■ Stated problem: Tally the lines with the word "Euro" and report the number alone.
START Dataset extract
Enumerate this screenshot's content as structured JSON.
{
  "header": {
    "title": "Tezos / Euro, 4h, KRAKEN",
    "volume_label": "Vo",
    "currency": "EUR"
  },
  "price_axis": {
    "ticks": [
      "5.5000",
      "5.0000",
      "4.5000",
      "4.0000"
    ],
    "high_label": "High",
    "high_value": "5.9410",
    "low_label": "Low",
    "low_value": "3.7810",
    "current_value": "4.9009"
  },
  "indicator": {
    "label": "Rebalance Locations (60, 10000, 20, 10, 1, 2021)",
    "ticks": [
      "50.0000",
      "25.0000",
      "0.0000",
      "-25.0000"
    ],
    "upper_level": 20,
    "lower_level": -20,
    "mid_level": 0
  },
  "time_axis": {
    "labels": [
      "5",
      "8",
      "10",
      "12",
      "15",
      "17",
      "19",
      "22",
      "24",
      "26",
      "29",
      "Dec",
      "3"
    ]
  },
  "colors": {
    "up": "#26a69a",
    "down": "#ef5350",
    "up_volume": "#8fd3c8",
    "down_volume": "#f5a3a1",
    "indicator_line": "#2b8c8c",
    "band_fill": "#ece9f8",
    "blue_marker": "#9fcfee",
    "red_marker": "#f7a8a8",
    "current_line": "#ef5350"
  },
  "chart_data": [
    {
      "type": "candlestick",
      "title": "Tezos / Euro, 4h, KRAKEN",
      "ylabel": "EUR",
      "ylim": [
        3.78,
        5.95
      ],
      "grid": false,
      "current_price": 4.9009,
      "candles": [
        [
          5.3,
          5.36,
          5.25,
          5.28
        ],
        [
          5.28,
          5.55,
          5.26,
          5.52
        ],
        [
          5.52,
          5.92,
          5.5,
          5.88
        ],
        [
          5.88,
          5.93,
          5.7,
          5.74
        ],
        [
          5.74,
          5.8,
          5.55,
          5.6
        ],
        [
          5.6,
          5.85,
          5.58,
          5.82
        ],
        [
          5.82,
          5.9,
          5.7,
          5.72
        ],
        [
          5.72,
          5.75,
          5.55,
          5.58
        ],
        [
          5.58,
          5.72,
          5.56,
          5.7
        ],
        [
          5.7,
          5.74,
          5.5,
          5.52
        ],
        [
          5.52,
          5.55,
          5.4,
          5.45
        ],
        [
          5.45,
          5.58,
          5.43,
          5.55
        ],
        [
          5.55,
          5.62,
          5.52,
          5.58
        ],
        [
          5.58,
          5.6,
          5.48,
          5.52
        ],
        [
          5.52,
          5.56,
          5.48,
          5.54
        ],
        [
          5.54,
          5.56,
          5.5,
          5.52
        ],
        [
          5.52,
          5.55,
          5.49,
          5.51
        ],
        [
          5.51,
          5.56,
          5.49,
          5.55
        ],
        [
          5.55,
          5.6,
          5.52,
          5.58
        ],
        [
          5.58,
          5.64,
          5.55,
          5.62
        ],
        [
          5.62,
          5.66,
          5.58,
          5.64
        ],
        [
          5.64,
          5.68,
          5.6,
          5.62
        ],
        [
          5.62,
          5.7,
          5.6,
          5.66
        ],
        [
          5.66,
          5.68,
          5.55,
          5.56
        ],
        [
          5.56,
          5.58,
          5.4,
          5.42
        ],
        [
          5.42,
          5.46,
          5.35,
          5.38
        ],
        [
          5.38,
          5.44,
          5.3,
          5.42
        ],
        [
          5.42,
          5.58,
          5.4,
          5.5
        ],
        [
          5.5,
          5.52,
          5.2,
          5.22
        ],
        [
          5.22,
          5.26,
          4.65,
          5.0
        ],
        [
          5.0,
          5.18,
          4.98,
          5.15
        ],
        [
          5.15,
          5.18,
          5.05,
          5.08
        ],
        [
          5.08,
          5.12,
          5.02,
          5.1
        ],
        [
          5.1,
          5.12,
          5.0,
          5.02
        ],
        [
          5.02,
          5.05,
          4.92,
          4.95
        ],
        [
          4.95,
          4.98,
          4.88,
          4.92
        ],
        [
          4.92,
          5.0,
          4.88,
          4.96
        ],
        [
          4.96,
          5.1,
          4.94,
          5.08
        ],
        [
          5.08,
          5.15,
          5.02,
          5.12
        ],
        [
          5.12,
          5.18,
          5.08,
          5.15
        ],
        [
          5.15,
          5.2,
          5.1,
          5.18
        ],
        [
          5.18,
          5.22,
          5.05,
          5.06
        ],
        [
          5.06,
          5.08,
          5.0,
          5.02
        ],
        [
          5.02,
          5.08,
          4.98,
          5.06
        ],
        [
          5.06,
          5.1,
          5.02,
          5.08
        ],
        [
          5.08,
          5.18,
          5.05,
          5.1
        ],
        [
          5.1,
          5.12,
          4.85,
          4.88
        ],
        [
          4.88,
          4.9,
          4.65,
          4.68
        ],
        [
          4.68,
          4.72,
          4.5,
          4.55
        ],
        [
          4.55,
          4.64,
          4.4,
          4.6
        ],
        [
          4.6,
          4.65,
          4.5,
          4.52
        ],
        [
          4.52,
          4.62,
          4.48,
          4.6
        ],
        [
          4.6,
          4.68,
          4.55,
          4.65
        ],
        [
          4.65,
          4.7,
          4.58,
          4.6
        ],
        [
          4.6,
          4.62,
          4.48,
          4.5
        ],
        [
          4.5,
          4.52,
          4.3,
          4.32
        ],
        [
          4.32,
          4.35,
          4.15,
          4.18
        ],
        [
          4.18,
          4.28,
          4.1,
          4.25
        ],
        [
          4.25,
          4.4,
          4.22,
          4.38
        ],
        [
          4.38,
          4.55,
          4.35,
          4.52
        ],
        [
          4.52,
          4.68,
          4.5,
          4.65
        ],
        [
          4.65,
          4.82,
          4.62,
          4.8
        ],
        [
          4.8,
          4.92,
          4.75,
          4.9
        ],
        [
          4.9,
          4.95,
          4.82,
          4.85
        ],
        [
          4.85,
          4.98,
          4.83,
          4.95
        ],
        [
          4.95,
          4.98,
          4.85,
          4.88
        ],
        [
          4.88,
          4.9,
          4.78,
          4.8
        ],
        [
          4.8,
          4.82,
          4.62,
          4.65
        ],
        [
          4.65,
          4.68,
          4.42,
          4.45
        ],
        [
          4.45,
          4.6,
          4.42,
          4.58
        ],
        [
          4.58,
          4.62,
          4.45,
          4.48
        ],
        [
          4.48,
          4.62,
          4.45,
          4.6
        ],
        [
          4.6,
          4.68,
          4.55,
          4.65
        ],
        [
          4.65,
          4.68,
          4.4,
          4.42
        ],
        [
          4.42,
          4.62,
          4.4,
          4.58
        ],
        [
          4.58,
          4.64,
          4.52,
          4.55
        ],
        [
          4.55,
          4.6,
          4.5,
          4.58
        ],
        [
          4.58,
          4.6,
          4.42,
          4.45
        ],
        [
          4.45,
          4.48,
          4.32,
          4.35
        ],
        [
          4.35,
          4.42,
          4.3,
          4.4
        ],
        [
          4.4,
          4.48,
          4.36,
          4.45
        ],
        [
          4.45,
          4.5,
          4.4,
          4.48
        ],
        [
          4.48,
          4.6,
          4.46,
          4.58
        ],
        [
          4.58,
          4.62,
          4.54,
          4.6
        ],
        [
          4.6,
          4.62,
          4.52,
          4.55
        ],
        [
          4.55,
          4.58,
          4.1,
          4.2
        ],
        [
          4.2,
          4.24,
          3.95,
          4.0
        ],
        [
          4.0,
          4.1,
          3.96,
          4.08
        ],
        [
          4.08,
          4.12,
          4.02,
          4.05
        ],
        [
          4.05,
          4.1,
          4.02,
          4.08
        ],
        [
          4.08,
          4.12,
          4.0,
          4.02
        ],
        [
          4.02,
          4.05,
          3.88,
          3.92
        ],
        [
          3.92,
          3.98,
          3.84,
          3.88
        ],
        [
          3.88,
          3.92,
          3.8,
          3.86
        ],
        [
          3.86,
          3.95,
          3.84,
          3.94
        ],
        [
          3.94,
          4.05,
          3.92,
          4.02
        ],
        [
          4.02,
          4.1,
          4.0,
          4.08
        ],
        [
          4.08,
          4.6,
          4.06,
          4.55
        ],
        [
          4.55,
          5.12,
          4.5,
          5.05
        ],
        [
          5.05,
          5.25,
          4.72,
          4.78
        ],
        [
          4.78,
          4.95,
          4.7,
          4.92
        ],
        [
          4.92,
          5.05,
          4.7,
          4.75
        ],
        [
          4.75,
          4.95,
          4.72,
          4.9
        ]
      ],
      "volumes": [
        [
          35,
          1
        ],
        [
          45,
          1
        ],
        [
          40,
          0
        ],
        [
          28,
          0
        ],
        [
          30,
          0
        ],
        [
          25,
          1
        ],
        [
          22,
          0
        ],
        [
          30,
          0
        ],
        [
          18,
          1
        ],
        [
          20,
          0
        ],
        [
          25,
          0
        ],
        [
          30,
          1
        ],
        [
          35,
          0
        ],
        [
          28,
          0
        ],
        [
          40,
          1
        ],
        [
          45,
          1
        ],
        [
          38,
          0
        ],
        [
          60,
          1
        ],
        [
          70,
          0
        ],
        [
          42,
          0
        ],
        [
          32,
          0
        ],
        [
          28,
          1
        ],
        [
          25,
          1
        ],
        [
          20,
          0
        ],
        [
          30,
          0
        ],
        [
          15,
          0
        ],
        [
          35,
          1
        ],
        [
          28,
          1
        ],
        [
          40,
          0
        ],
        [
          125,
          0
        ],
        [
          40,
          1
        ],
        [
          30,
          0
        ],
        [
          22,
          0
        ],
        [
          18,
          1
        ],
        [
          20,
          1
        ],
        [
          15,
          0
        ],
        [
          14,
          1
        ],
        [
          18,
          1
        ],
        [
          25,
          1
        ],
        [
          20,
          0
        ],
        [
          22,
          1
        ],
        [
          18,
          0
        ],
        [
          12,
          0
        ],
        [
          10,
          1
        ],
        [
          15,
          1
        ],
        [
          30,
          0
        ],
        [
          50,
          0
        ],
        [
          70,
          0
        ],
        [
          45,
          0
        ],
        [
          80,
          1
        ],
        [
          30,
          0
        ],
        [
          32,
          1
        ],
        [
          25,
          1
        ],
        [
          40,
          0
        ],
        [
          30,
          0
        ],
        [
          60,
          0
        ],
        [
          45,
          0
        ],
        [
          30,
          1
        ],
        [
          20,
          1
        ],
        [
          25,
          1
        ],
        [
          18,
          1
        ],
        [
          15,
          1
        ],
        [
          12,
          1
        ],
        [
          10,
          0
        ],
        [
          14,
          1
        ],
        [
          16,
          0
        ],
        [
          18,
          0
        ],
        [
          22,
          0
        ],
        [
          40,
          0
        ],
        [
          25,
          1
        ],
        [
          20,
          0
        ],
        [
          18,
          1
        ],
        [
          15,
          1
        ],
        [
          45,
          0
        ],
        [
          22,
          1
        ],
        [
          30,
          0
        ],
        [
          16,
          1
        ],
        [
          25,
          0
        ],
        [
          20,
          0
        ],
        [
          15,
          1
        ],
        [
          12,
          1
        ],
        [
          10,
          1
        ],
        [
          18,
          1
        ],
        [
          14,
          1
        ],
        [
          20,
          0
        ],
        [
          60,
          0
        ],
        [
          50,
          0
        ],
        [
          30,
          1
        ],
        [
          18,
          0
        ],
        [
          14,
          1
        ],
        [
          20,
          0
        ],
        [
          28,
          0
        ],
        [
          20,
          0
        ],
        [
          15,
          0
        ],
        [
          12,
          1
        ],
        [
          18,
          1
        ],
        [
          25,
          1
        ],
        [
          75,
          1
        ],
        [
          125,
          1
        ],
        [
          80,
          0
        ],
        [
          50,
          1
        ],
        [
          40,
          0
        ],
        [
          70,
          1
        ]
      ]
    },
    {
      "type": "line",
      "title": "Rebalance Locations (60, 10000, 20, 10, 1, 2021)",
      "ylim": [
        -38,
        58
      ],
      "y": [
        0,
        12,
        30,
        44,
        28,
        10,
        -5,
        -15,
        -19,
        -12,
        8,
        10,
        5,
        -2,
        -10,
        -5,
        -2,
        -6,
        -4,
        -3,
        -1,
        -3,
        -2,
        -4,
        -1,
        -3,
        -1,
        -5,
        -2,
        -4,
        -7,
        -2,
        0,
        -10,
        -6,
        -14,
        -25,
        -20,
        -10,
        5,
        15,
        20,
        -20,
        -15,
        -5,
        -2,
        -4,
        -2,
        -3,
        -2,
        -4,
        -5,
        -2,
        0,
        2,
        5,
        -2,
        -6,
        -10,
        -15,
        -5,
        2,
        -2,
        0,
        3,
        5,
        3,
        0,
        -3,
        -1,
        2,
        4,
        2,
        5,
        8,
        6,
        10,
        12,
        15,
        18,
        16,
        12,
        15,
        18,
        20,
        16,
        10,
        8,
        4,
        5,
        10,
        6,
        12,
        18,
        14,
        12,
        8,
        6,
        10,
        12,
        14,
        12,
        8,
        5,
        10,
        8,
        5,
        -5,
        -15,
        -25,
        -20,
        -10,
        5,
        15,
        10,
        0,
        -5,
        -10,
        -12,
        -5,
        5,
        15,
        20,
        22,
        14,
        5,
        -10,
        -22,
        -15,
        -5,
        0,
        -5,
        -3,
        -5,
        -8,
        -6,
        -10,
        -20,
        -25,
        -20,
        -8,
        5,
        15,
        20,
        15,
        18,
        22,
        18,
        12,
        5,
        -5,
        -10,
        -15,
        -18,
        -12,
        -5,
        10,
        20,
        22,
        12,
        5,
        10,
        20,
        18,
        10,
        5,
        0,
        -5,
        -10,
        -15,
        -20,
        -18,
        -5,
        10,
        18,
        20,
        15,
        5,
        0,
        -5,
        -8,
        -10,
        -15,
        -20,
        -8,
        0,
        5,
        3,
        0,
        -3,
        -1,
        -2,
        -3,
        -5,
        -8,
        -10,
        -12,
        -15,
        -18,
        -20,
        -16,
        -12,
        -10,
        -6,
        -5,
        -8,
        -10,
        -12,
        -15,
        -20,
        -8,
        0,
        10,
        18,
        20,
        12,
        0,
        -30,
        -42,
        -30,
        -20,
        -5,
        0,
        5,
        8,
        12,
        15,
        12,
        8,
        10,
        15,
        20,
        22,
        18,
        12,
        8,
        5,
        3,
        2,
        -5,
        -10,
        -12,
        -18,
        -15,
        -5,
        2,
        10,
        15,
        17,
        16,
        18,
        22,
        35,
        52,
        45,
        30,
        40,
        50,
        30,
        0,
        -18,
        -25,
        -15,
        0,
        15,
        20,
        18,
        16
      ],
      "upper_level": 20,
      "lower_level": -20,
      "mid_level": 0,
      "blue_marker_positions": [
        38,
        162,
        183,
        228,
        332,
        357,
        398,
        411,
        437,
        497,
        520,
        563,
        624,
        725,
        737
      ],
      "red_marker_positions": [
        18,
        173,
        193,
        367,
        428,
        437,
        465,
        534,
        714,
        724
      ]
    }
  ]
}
END Dataset extract
■ Reply to the task: 2